→ Instructions for the task
Extract the final stretch of the data: the line that contains "Serialize everything readable" and every line after it, unaltered, and no other lines.

→ Source data
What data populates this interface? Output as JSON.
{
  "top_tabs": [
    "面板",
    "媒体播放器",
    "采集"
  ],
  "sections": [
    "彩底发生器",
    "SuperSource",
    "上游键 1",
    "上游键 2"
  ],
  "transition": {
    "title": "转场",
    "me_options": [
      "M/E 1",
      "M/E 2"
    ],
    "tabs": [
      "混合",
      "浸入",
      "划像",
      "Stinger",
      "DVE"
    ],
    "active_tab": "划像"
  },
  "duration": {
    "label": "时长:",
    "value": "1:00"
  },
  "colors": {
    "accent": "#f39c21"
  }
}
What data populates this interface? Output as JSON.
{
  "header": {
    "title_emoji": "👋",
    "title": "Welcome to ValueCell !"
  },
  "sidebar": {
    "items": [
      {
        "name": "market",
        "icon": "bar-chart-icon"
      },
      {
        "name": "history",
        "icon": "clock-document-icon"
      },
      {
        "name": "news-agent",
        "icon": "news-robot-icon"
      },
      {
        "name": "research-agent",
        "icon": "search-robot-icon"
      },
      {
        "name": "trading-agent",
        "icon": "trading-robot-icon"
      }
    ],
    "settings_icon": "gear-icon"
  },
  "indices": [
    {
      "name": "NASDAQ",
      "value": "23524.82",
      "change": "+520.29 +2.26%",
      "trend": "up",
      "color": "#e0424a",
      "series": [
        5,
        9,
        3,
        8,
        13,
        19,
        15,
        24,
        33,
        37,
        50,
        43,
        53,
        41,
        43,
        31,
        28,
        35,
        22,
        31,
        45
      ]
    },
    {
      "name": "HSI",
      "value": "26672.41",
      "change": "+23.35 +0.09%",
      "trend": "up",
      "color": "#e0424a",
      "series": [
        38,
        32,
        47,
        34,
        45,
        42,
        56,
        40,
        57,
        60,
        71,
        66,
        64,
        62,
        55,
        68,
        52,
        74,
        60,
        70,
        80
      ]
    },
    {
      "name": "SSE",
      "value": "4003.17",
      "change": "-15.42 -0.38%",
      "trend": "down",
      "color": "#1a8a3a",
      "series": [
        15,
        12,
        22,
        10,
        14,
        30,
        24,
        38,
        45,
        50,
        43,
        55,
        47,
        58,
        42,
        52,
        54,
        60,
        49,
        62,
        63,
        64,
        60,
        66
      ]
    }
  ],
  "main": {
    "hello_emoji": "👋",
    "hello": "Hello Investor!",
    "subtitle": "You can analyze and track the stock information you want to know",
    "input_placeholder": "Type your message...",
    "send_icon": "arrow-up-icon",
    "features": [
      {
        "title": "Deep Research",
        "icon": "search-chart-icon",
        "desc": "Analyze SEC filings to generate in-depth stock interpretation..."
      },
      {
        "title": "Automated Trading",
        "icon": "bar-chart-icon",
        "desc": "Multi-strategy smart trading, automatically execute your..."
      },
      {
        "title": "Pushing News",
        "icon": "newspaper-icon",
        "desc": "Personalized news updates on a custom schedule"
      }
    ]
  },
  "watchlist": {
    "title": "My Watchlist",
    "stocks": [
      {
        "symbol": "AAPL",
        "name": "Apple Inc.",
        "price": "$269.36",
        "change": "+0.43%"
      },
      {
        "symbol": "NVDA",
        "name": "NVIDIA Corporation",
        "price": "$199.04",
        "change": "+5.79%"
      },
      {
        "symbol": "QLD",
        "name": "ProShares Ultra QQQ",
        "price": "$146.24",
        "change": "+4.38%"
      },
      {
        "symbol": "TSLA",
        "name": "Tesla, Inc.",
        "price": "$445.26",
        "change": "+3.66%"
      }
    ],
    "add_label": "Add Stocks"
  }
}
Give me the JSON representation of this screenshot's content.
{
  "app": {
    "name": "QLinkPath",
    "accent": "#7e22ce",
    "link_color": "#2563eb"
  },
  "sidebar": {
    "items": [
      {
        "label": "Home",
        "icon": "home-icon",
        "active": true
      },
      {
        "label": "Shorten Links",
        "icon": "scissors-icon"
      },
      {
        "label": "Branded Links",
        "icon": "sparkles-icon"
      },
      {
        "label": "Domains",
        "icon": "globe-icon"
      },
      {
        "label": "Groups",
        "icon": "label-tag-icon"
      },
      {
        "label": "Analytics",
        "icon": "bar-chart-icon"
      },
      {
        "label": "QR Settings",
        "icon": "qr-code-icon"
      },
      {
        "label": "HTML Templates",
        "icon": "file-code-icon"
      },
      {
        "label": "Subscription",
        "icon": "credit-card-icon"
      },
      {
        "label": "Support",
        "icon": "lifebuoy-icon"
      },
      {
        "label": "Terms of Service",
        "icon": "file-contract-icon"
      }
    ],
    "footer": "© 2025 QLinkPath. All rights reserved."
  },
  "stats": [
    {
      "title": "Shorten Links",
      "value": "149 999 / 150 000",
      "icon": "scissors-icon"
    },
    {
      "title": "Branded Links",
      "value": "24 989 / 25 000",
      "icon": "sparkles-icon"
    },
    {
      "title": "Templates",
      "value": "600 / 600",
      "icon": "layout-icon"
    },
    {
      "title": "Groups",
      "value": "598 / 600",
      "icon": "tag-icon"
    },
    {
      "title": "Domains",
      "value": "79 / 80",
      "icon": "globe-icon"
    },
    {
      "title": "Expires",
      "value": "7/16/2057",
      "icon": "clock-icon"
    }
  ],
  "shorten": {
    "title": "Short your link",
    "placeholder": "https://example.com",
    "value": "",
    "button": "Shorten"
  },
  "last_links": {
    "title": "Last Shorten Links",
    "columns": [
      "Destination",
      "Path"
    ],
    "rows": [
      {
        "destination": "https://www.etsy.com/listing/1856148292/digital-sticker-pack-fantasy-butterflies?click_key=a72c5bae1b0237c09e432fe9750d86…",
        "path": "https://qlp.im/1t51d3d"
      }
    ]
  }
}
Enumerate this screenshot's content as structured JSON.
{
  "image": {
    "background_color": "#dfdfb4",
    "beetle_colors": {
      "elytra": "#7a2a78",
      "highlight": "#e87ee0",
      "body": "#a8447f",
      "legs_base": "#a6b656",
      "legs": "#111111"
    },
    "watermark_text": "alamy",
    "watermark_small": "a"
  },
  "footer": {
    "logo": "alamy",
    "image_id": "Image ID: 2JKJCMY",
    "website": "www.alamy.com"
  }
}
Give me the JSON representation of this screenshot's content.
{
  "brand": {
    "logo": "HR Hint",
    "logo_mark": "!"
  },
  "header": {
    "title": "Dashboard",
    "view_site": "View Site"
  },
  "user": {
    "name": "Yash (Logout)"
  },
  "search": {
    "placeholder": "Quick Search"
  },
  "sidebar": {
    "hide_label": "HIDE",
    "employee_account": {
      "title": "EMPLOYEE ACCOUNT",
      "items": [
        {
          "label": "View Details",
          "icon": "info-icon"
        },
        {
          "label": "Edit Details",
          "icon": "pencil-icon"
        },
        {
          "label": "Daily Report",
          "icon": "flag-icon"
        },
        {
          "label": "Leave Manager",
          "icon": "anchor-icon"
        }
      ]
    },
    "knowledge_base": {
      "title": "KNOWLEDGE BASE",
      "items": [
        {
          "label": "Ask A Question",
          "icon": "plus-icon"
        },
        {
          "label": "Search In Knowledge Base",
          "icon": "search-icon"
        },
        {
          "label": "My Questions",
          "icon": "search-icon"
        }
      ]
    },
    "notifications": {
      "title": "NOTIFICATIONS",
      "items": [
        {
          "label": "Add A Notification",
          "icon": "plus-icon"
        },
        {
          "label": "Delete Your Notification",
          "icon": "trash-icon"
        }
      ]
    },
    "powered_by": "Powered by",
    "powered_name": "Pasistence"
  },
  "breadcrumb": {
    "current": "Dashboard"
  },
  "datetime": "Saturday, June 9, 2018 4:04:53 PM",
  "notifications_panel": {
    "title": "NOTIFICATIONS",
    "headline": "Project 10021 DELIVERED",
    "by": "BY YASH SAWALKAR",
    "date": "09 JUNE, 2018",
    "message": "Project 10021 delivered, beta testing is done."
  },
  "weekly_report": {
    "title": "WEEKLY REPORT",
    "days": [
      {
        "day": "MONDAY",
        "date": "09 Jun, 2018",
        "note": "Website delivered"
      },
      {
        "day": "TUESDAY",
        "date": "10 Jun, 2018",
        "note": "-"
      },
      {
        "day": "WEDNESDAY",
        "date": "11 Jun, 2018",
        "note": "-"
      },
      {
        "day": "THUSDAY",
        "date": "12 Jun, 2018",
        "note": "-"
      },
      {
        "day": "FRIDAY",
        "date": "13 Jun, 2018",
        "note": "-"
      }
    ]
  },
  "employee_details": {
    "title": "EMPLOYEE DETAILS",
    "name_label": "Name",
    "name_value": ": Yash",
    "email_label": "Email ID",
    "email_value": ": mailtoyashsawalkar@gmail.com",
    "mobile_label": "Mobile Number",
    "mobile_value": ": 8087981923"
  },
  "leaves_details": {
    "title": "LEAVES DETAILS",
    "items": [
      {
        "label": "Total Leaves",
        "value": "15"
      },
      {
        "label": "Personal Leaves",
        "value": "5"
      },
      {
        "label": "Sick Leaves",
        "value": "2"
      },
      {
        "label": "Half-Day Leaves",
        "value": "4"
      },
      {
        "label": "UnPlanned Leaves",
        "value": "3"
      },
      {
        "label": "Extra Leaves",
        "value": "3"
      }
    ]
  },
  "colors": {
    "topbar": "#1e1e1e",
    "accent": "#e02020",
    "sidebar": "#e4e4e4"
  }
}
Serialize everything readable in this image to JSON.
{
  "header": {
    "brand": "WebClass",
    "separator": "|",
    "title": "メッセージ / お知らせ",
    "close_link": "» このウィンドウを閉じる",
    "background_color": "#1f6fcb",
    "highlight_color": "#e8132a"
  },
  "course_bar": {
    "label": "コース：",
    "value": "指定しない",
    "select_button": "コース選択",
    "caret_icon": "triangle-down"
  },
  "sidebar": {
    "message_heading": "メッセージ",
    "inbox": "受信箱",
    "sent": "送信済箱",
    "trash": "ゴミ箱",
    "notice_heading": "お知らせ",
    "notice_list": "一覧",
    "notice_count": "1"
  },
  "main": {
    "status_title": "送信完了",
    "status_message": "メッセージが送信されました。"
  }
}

→ Result of the task
Serialize everything readable in this image to JSON.
{
  "header": {
    "brand": "WebClass",
    "separator": "|",
    "title": "メッセージ / お知らせ",
    "close_link": "» このウィンドウを閉じる",
    "background_color": "#1f6fcb",
    "highlight_color": "#e8132a"
  },
  "course_bar": {
    "label": "コース：",
    "value": "指定しない",
    "select_button": "コース選択",
    "caret_icon": "triangle-down"
  },
  "sidebar": {
    "message_heading": "メッセージ",
    "inbox": "受信箱",
    "sent": "送信済箱",
    "trash": "ゴミ箱",
    "notice_heading": "お知らせ",
    "notice_list": "一覧",
    "notice_count": "1"
  },
  "main": {
    "status_title": "送信完了",
    "status_message": "メッセージが送信されました。"
  }
}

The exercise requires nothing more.